◆ Input data:
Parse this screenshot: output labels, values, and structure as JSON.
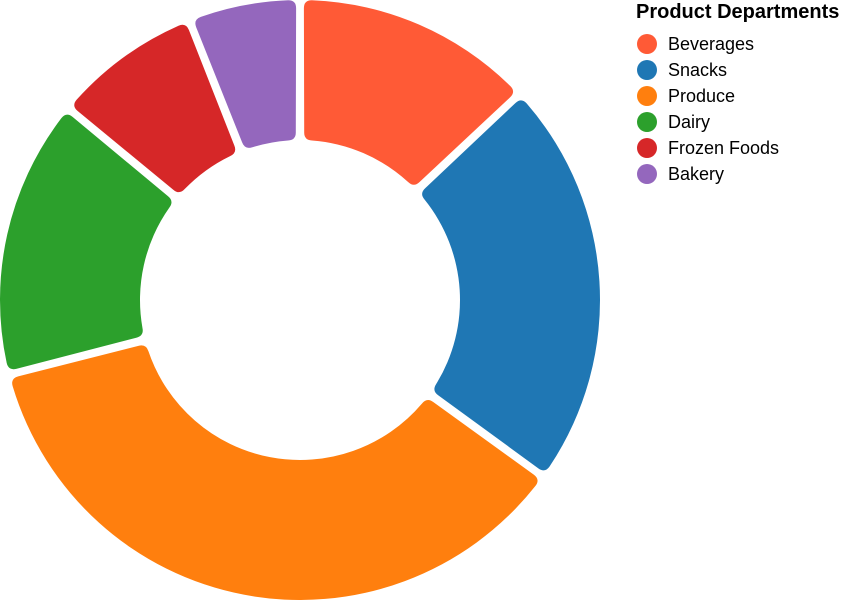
{
  "chart_data": {
    "type": "pie",
    "donut": true,
    "categories": [
      "Beverages",
      "Snacks",
      "Produce",
      "Dairy",
      "Frozen Foods",
      "Bakery"
    ],
    "values": [
      13,
      22,
      36,
      15,
      8,
      6
    ],
    "colors": [
      "#ff5a36",
      "#1f77b4",
      "#ff7f0e",
      "#2ca02c",
      "#d62728",
      "#9467bd"
    ],
    "legend": {
      "title": "Product Departments",
      "placement": "top-right"
    }
  }
}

◆ Your goal: From the entries above, copy every line where the word "values" shows up.

◆ The completed task:
Parse this screenshot: output labels, values, and structure as JSON.
    "values": [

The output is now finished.